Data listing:
───

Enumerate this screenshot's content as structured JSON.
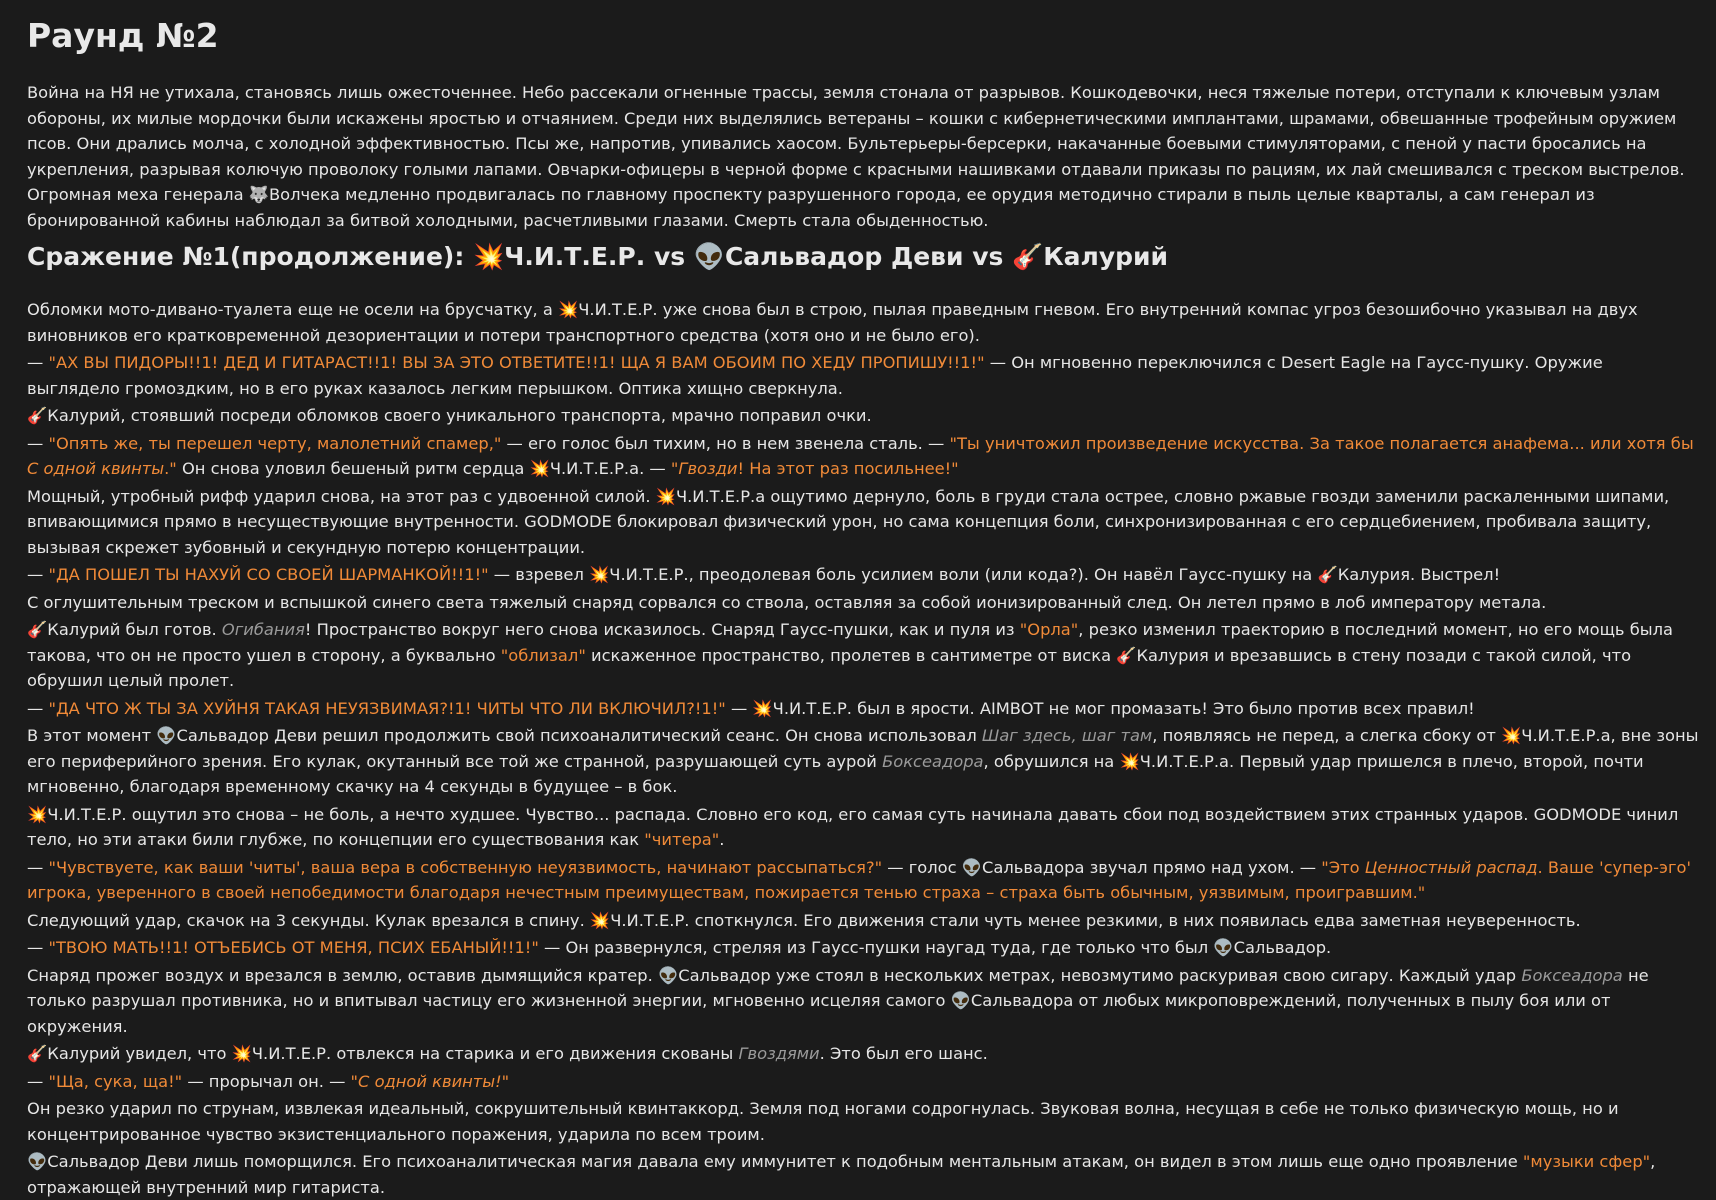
{
  "title": "Раунд №2",
  "intro": "Война на НЯ не утихала, становясь лишь ожесточеннее. Небо рассекали огненные трассы, земля стонала от разрывов. Кошкодевочки, неся тяжелые потери, отступали к ключевым узлам обороны, их милые мордочки были искажены яростью и отчаянием. Среди них выделялись ветераны – кошки с кибернетическими имплантами, шрамами, обвешанные трофейным оружием псов. Они дрались молча, с холодной эффективностью. Псы же, напротив, упивались хаосом. Бультерьеры-берсерки, накачанные боевыми стимуляторами, с пеной у пасти бросались на укрепления, разрывая колючую проволоку голыми лапами. Овчарки-офицеры в черной форме с красными нашивками отдавали приказы по рациям, их лай смешивался с треском выстрелов. Огромная меха генерала 🐺Волчека медленно продвигалась по главному проспекту разрушенного города, ее орудия методично стирали в пыль целые кварталы, а сам генерал из бронированной кабины наблюдал за битвой холодными, расчетливыми глазами. Смерть стала обыденностью.",
  "battle": {
    "prefix": "Сражение №1(продолжение): ",
    "fighter1": "💥Ч.И.Т.Е.Р.",
    "vs": " vs ",
    "fighter2": "👽Сальвадор Деви",
    "fighter3": "🎸Калурий"
  },
  "p": {
    "p1": "Обломки мото-дивано-туалета еще не осели на брусчатку, а 💥Ч.И.Т.Е.Р. уже снова был в строю, пылая праведным гневом. Его внутренний компас угроз безошибочно указывал на двух виновников его кратковременной дезориентации и потери транспортного средства (хотя оно и не было его).",
    "p2a": "— ",
    "p2q": "\"АХ ВЫ ПИДОРЫ!!1! ДЕД И ГИТАРАСТ!!1! ВЫ ЗА ЭТО ОТВЕТИТЕ!!1! ЩА Я ВАМ ОБОИМ ПО ХЕДУ ПРОПИШУ!!1!\"",
    "p2b": " — Он мгновенно переключился с Desert Eagle на Гаусс-пушку. Оружие выглядело громоздким, но в его руках казалось легким перышком. Оптика хищно сверкнула.",
    "p3": "🎸Калурий, стоявший посреди обломков своего уникального транспорта, мрачно поправил очки.",
    "p4a": "— ",
    "p4q1": "\"Опять же, ты перешел черту, малолетний спамер,\"",
    "p4b": " — его голос был тихим, но в нем звенела сталь. — ",
    "p4q2": "\"Ты уничтожил произведение искусства. За такое полагается анафема... или хотя бы ",
    "p4q2i": "С одной квинты",
    "p4q2e": ".\"",
    "p4c": " Он снова уловил бешеный ритм сердца 💥Ч.И.Т.Е.Р.а. — ",
    "p4q3i": "\"Гвозди",
    "p4q3": "! На этот раз посильнее!\"",
    "p5": "Мощный, утробный рифф ударил снова, на этот раз с удвоенной силой. 💥Ч.И.Т.Е.Р.а ощутимо дернуло, боль в груди стала острее, словно ржавые гвозди заменили раскаленными шипами, впивающимися прямо в несуществующие внутренности. GODMODE блокировал физический урон, но сама концепция боли, синхронизированная с его сердцебиением, пробивала защиту, вызывая скрежет зубовный и секундную потерю концентрации.",
    "p6a": "— ",
    "p6q": "\"ДА ПОШЕЛ ТЫ НАХУЙ СО СВОЕЙ ШАРМАНКОЙ!!1!\"",
    "p6b": " — взревел 💥Ч.И.Т.Е.Р., преодолевая боль усилием воли (или кода?). Он навёл Гаусс-пушку на 🎸Калурия. Выстрел!",
    "p7": "С оглушительным треском и вспышкой синего света тяжелый снаряд сорвался со ствола, оставляя за собой ионизированный след. Он летел прямо в лоб императору метала.",
    "p8a": "🎸Калурий был готов. ",
    "p8i": "Огибания",
    "p8b": "! Пространство вокруг него снова исказилось. Снаряд Гаусс-пушки, как и пуля из ",
    "p8q1": "\"Орла\"",
    "p8c": ", резко изменил траекторию в последний момент, но его мощь была такова, что он не просто ушел в сторону, а буквально ",
    "p8q2": "\"облизал\"",
    "p8d": " искаженное пространство, пролетев в сантиметре от виска 🎸Калурия и врезавшись в стену позади с такой силой, что обрушил целый пролет.",
    "p9a": "— ",
    "p9q": "\"ДА ЧТО Ж ТЫ ЗА ХУЙНЯ ТАКАЯ НЕУЯЗВИМАЯ?!1! ЧИТЫ ЧТО ЛИ ВКЛЮЧИЛ?!1!\"",
    "p9b": " — 💥Ч.И.Т.Е.Р. был в ярости. AIMBOT не мог промазать! Это было против всех правил!",
    "p10a": "В этот момент 👽Сальвадор Деви решил продолжить свой психоаналитический сеанс. Он снова использовал ",
    "p10i1": "Шаг здесь, шаг там",
    "p10b": ", появляясь не перед, а слегка сбоку от 💥Ч.И.Т.Е.Р.а, вне зоны его периферийного зрения. Его кулак, окутанный все той же странной, разрушающей суть аурой ",
    "p10i2": "Боксеадора",
    "p10c": ", обрушился на 💥Ч.И.Т.Е.Р.а. Первый удар пришелся в плечо, второй, почти мгновенно, благодаря временному скачку на 4 секунды в будущее – в бок.",
    "p11a": "💥Ч.И.Т.Е.Р. ощутил это снова – не боль, а нечто худшее. Чувство... распада. Словно его код, его самая суть начинала давать сбои под воздействием этих странных ударов. GODMODE чинил тело, но эти атаки били глубже, по концепции его существования как ",
    "p11q": "\"читера\"",
    "p11b": ".",
    "p12a": "— ",
    "p12q1": "\"Чувствуете, как ваши 'читы', ваша вера в собственную неуязвимость, начинают рассыпаться?\"",
    "p12b": " — голос 👽Сальвадора звучал прямо над ухом. — ",
    "p12q2a": "\"Это ",
    "p12q2i": "Ценностный распад",
    "p12q2b": ". Ваше 'супер-эго' игрока, уверенного в своей непобедимости благодаря нечестным преимуществам, пожирается тенью страха – страха быть обычным, уязвимым, проигравшим.\"",
    "p13": "Следующий удар, скачок на 3 секунды. Кулак врезался в спину. 💥Ч.И.Т.Е.Р. споткнулся. Его движения стали чуть менее резкими, в них появилась едва заметная неуверенность.",
    "p14a": "— ",
    "p14q": "\"ТВОЮ МАТЬ!!1! ОТЪЕБИСЬ ОТ МЕНЯ, ПСИХ ЕБАНЫЙ!!1!\"",
    "p14b": " — Он развернулся, стреляя из Гаусс-пушки наугад туда, где только что был 👽Сальвадор.",
    "p15a": "Снаряд прожег воздух и врезался в землю, оставив дымящийся кратер. 👽Сальвадор уже стоял в нескольких метрах, невозмутимо раскуривая свою сигару. Каждый удар ",
    "p15i": "Боксеадора",
    "p15b": " не только разрушал противника, но и впитывал частицу его жизненной энергии, мгновенно исцеляя самого 👽Сальвадора от любых микроповреждений, полученных в пылу боя или от окружения.",
    "p16a": "🎸Калурий увидел, что 💥Ч.И.Т.Е.Р. отвлекся на старика и его движения скованы ",
    "p16i": "Гвоздями",
    "p16b": ". Это был его шанс.",
    "p17a": "— ",
    "p17q1": "\"Ща, сука, ща!\"",
    "p17b": " — прорычал он. — ",
    "p17q2": "\"С одной квинты!\"",
    "p18": "Он резко ударил по струнам, извлекая идеальный, сокрушительный квинтаккорд. Земля под ногами содрогнулась. Звуковая волна, несущая в себе не только физическую мощь, но и концентрированное чувство экзистенциального поражения, ударила по всем троим.",
    "p19a": "👽Сальвадор Деви лишь поморщился. Его психоаналитическая магия давала ему иммунитет к подобным ментальным атакам, он видел в этом лишь еще одно проявление ",
    "p19q": "\"музыки сфер\"",
    "p19b": ", отражающей внутренний мир гитариста."
  },
  "colors": {
    "background": "#1b1b1b",
    "text": "#e6e6e6",
    "quote": "#f08a38",
    "italic": "#9a9a9a"
  }
}
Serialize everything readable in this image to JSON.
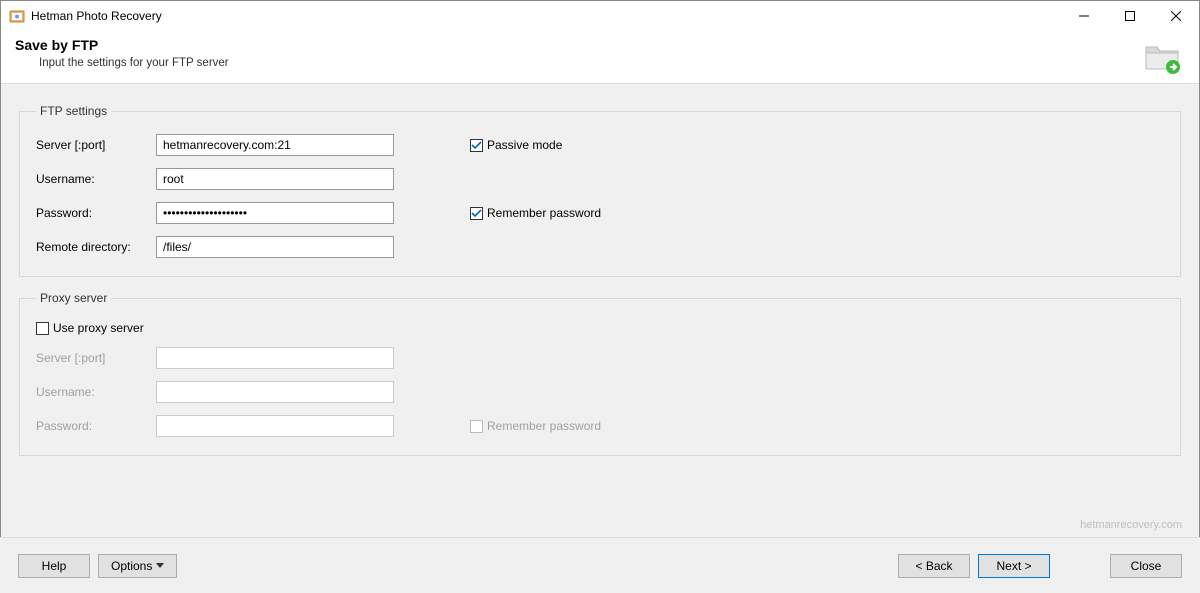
{
  "titlebar": {
    "title": "Hetman Photo Recovery"
  },
  "header": {
    "title": "Save by FTP",
    "subtitle": "Input the settings for your FTP server"
  },
  "ftp": {
    "legend": "FTP settings",
    "server_label": "Server [:port]",
    "server_value": "hetmanrecovery.com:21",
    "username_label": "Username:",
    "username_value": "root",
    "password_label": "Password:",
    "password_value": "••••••••••••••••••••",
    "remote_dir_label": "Remote directory:",
    "remote_dir_value": "/files/",
    "passive_mode_label": "Passive mode",
    "remember_password_label": "Remember password"
  },
  "proxy": {
    "legend": "Proxy server",
    "use_proxy_label": "Use proxy server",
    "server_label": "Server [:port]",
    "username_label": "Username:",
    "password_label": "Password:",
    "remember_password_label": "Remember password"
  },
  "footer": {
    "help": "Help",
    "options": "Options",
    "back": "< Back",
    "next": "Next >",
    "close": "Close"
  },
  "watermark": "hetmanrecovery.com"
}
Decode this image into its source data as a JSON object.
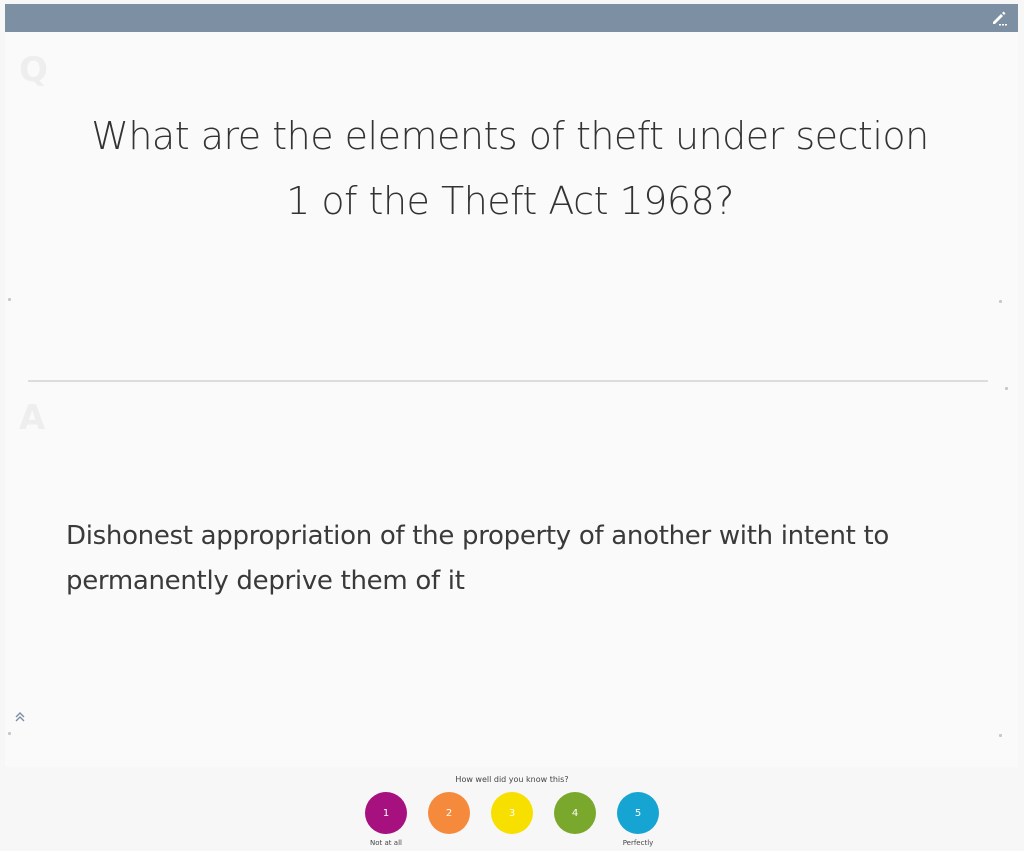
{
  "header": {
    "edit_icon": "pencil-icon",
    "bar_color": "#7d8fa3"
  },
  "card": {
    "question_marker": "Q",
    "question": "What are the elements of theft under section 1 of the Theft Act 1968?",
    "answer_marker": "A",
    "answer": "Dishonest appropriation of the property of another with intent to permanently deprive them of it",
    "collapse_icon": "double-chevron-up-icon"
  },
  "rating": {
    "prompt": "How well did you know this?",
    "options": [
      {
        "label": "1",
        "color": "#a6117f"
      },
      {
        "label": "2",
        "color": "#f58a3d"
      },
      {
        "label": "3",
        "color": "#f7df00"
      },
      {
        "label": "4",
        "color": "#7aa82c"
      },
      {
        "label": "5",
        "color": "#16a4d3"
      }
    ],
    "low_label": "Not at all",
    "high_label": "Perfectly"
  }
}
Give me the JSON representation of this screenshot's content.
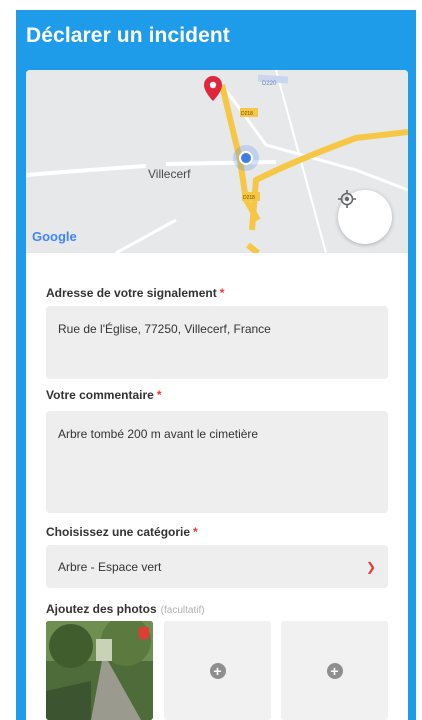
{
  "header": {
    "title": "Déclarer un incident"
  },
  "map": {
    "town_label": "Villecerf",
    "provider_logo": "Google",
    "road_labels": [
      "D220",
      "D218",
      "D218"
    ],
    "locate_icon": "target-icon"
  },
  "form": {
    "address": {
      "label": "Adresse de votre signalement",
      "required_mark": "*",
      "value": "Rue de l'Église, 77250, Villecerf, France"
    },
    "comment": {
      "label": "Votre commentaire",
      "required_mark": "*",
      "value": "Arbre tombé 200 m avant le cimetière"
    },
    "category": {
      "label": "Choisissez une catégorie",
      "required_mark": "*",
      "selected": "Arbre - Espace vert"
    },
    "photos": {
      "label": "Ajoutez des photos",
      "optional_note": "(facultatif)"
    }
  },
  "colors": {
    "primary": "#1e9be9",
    "required": "#e53935",
    "field_bg": "#eeeeee"
  }
}
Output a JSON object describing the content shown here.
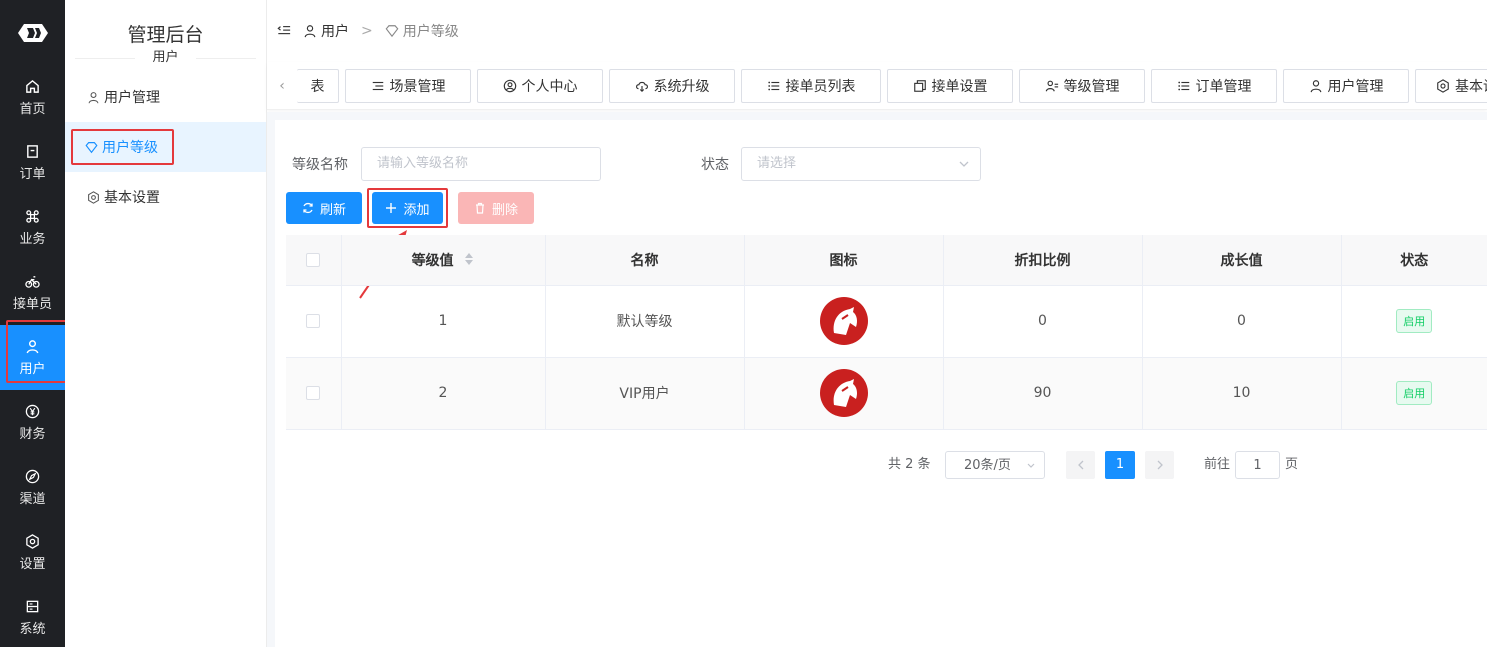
{
  "nav": {
    "items": [
      {
        "label": "首页",
        "icon": "home-icon"
      },
      {
        "label": "订单",
        "icon": "order-icon"
      },
      {
        "label": "业务",
        "icon": "command-icon"
      },
      {
        "label": "接单员",
        "icon": "bicycle-icon"
      },
      {
        "label": "用户",
        "icon": "user-icon"
      },
      {
        "label": "财务",
        "icon": "yen-icon"
      },
      {
        "label": "渠道",
        "icon": "channel-icon"
      },
      {
        "label": "设置",
        "icon": "settings-icon"
      },
      {
        "label": "系统",
        "icon": "system-icon"
      }
    ],
    "active_index": 4
  },
  "subnav": {
    "title": "管理后台",
    "section": "用户",
    "items": [
      {
        "label": "用户管理"
      },
      {
        "label": "用户等级"
      },
      {
        "label": "基本设置"
      }
    ]
  },
  "breadcrumb": {
    "items": [
      "用户",
      "用户等级"
    ],
    "separator": ">"
  },
  "tabs": [
    {
      "label": "表"
    },
    {
      "label": "场景管理"
    },
    {
      "label": "个人中心"
    },
    {
      "label": "系统升级"
    },
    {
      "label": "接单员列表"
    },
    {
      "label": "接单设置"
    },
    {
      "label": "等级管理"
    },
    {
      "label": "订单管理"
    },
    {
      "label": "用户管理"
    },
    {
      "label": "基本设"
    }
  ],
  "filters": {
    "name_label": "等级名称",
    "name_placeholder": "请输入等级名称",
    "status_label": "状态",
    "status_placeholder": "请选择"
  },
  "toolbar": {
    "refresh": "刷新",
    "add": "添加",
    "delete": "删除"
  },
  "table": {
    "headers": [
      "等级值",
      "名称",
      "图标",
      "折扣比例",
      "成长值",
      "状态"
    ],
    "rows": [
      {
        "level": "1",
        "name": "默认等级",
        "discount": "0",
        "growth": "0",
        "status": "启用"
      },
      {
        "level": "2",
        "name": "VIP用户",
        "discount": "90",
        "growth": "10",
        "status": "启用"
      }
    ]
  },
  "pagination": {
    "total": "共 2 条",
    "page_size": "20条/页",
    "current": "1",
    "goto_label": "前往",
    "goto_value": "1",
    "goto_suffix": "页"
  },
  "colors": {
    "primary": "#1890ff",
    "nav_bg": "#1f2125",
    "annotation_red": "#e4393c",
    "status_green": "#13ce66",
    "logo_red": "#c9201f"
  }
}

───

# [WHAT YOU HAVE TO DO]
Check every line of the data, and copy the ones that contain "screenshot".

# [SOLUTION FOR THIS TASK]
Enumerate this screenshot's content as structured JSON.
Give me the JSON representation of this screenshot's content.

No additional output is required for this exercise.